## Directions for this task
Can you transcribe every record below exactly as it appears?

——————

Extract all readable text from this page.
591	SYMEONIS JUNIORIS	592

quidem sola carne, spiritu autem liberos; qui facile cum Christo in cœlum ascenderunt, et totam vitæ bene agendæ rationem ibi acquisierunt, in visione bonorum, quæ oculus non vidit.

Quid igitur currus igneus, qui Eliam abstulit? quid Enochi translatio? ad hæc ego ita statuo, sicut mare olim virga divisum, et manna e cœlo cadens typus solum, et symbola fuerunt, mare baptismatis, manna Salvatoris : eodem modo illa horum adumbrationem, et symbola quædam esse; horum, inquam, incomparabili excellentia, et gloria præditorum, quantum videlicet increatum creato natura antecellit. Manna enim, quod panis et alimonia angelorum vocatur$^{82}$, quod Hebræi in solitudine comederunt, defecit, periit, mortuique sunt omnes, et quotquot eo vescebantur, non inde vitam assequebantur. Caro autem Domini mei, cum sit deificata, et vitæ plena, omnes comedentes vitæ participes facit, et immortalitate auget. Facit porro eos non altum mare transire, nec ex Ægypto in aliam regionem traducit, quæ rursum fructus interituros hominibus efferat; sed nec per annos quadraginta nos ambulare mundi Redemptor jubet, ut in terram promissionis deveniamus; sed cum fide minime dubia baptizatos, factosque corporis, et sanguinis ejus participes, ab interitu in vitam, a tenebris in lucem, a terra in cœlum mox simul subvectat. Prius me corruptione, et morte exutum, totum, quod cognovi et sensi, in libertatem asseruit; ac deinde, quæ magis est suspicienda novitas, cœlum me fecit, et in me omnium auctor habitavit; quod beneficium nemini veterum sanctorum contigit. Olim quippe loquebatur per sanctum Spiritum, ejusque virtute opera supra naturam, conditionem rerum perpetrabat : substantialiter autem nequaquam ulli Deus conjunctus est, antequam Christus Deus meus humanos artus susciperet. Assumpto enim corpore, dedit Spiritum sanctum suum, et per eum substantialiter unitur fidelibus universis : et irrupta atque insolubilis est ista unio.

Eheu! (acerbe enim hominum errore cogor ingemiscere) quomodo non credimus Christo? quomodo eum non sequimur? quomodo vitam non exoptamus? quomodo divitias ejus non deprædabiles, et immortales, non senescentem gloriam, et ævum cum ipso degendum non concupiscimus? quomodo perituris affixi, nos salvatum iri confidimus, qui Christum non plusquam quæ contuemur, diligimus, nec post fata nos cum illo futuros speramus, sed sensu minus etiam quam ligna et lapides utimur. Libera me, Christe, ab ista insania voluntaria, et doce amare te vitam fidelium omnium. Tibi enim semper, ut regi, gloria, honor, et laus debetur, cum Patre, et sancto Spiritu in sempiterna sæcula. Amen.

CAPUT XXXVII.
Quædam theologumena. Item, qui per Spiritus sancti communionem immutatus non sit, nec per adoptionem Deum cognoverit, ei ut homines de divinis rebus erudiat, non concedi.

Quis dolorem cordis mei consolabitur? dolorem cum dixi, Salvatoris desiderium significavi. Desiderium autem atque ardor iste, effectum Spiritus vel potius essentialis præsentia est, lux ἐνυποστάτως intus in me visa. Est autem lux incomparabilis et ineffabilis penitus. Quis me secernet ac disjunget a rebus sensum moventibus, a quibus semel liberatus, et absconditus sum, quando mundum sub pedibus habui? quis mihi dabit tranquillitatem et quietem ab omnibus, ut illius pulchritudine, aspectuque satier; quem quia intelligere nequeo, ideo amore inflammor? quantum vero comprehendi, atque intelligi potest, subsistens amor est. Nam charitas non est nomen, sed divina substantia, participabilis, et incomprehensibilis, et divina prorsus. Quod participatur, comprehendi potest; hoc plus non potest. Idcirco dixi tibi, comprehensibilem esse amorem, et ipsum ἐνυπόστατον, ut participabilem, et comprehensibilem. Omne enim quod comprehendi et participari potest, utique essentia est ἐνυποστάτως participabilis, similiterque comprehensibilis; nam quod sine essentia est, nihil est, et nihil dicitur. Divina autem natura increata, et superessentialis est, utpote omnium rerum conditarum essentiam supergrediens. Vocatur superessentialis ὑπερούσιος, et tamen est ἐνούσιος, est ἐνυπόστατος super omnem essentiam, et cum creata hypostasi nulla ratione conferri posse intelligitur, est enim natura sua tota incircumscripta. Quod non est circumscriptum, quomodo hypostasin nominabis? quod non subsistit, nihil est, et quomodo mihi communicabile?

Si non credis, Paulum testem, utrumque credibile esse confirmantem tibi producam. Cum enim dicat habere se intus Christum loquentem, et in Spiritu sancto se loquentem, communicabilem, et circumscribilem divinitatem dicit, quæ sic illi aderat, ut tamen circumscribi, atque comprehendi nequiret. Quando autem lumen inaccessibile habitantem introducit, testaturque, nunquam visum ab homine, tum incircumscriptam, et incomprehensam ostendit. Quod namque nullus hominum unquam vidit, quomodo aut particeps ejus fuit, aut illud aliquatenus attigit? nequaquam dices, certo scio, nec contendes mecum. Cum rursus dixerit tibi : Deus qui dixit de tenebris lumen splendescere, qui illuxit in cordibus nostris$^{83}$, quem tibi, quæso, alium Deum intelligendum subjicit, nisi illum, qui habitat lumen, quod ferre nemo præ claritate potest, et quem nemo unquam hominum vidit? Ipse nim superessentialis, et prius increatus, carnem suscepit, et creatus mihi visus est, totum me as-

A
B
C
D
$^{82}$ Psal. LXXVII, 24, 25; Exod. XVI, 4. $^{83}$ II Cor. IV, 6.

——————

## Solution to the exercise
Extract all readable text from this page.
591	SYMEONIS JUNIORIS	592

quidem sola carne, spiritu autem liberos; qui facile cum Christo in cœlum ascenderunt, et totam vitæ bene agendæ rationem ibi acquisierunt, in visione bonorum, quæ oculus non vidit.

Quid igitur currus igneus, qui Eliam abstulit? quid Enochi translatio? ad hæc ego ita statuo, sicut mare olim virga divisum, et manna e cœlo cadens typus solum, et symbola fuerunt, mare baptismatis, manna Salvatoris : eodem modo illa horum adumbrationem, et symbola quædam esse; horum, inquam, incomparabili excellentia, et gloria præditorum, quantum videlicet increatum creato natura antecellit. Manna enim, quod panis et alimonia angelorum vocatur$^{82}$, quod Hebræi in solitudine comederunt, defecit, periit, mortuique sunt omnes, et quotquot eo vescebantur, non inde vitam assequebantur. Caro autem Domini mei, cum sit deificata, et vitæ plena, omnes comedentes vitæ participes facit, et immortalitate auget. Facit porro eos non altum mare transire, nec ex Ægypto in aliam regionem traducit, quæ rursum fructus interituros hominibus efferat; sed nec per annos quadraginta nos ambulare mundi Redemptor jubet, ut in terram promissionis deveniamus; sed cum fide minime dubia baptizatos, factosque corporis, et sanguinis ejus participes, ab interitu in vitam, a tenebris in lucem, a terra in cœlum mox simul subvectat. Prius me corruptione, et morte exutum, totum, quod cognovi et sensi, in libertatem asseruit; ac deinde, quæ magis est suspicienda novitas, cœlum me fecit, et in me omnium auctor habitavit; quod beneficium nemini veterum sanctorum contigit. Olim quippe loquebatur per sanctum Spiritum, ejusque virtute opera supra naturam, conditionem rerum perpetrabat : substantialiter autem nequaquam ulli Deus conjunctus est, antequam Christus Deus meus humanos artus susciperet. Assumpto enim corpore, dedit Spiritum sanctum suum, et per eum substantialiter unitur fidelibus universis : et irrupta atque insolubilis est ista unio.

Eheu! (acerbe enim hominum errore cogor ingemiscere) quomodo non credimus Christo? quomodo eum non sequimur? quomodo vitam non exoptamus? quomodo divitias ejus non deprædabiles, et immortales, non senescentem gloriam, et ævum cum ipso degendum non concupiscimus? quomodo perituris affixi, nos salvatum iri confidimus, qui Christum non plusquam quæ contuemur, diligimus, nec post fata nos cum illo futuros speramus, sed sensu minus etiam quam ligna et lapides utimur. Libera me, Christe, ab ista insania voluntaria, et doce amare te vitam fidelium omnium. Tibi enim semper, ut regi, gloria, honor, et laus debetur, cum Patre, et sancto Spiritu in sempiterna sæcula. Amen.

CAPUT XXXVII.
Quædam theologumena. Item, qui per Spiritus sancti communionem immutatus non sit, nec per adoptionem Deum cognoverit, ei ut homines de divinis rebus erudiat, non concedi.

Quis dolorem cordis mei consolabitur? dolorem cum dixi, Salvatoris desiderium significavi. Desiderium autem atque ardor iste, effectum Spiritus vel potius essentialis præsentia est, lux ἐνυποστάτως intus in me visa. Est autem lux incomparabilis et ineffabilis penitus. Quis me secernet ac disjunget a rebus sensum moventibus, a quibus semel liberatus, et absconditus sum, quando mundum sub pedibus habui? quis mihi dabit tranquillitatem et quietem ab omnibus, ut illius pulchritudine, aspectuque satier; quem quia intelligere nequeo, ideo amore inflammor? quantum vero comprehendi, atque intelligi potest, subsistens amor est. Nam charitas non est nomen, sed divina substantia, participabilis, et incomprehensibilis, et divina prorsus. Quod participatur, comprehendi potest; hoc plus non potest. Idcirco dixi tibi, comprehensibilem esse amorem, et ipsum ἐνυπόστατον, ut participabilem, et comprehensibilem. Omne enim quod comprehendi et participari potest, utique essentia est ἐνυποστάτως participabilis, similiterque comprehensibilis; nam quod sine essentia est, nihil est, et nihil dicitur. Divina autem natura increata, et superessentialis est, utpote omnium rerum conditarum essentiam supergrediens. Vocatur superessentialis ὑπερούσιος, et tamen est ἐνούσιος, est ἐνυπόστατος super omnem essentiam, et cum creata hypostasi nulla ratione conferri posse intelligitur, est enim natura sua tota incircumscripta. Quod non est circumscriptum, quomodo hypostasin nominabis? quod non subsistit, nihil est, et quomodo mihi communicabile?

Si non credis, Paulum testem, utrumque credibile esse confirmantem tibi producam. Cum enim dicat habere se intus Christum loquentem, et in Spiritu sancto se loquentem, communicabilem, et circumscribilem divinitatem dicit, quæ sic illi aderat, ut tamen circumscribi, atque comprehendi nequiret. Quando autem lumen inaccessibile habitantem introducit, testaturque, nunquam visum ab homine, tum incircumscriptam, et incomprehensam ostendit. Quod namque nullus hominum unquam vidit, quomodo aut particeps ejus fuit, aut illud aliquatenus attigit? nequaquam dices, certo scio, nec contendes mecum. Cum rursus dixerit tibi : Deus qui dixit de tenebris lumen splendescere, qui illuxit in cordibus nostris$^{83}$, quem tibi, quæso, alium Deum intelligendum subjicit, nisi illum, qui habitat lumen, quod ferre nemo præ claritate potest, et quem nemo unquam hominum vidit? Ipse nim superessentialis, et prius increatus, carnem suscepit, et creatus mihi visus est, totum me as-

A
B
C
D
$^{82}$ Psal. LXXVII, 24, 25; Exod. XVI, 4. $^{83}$ II Cor. IV, 6.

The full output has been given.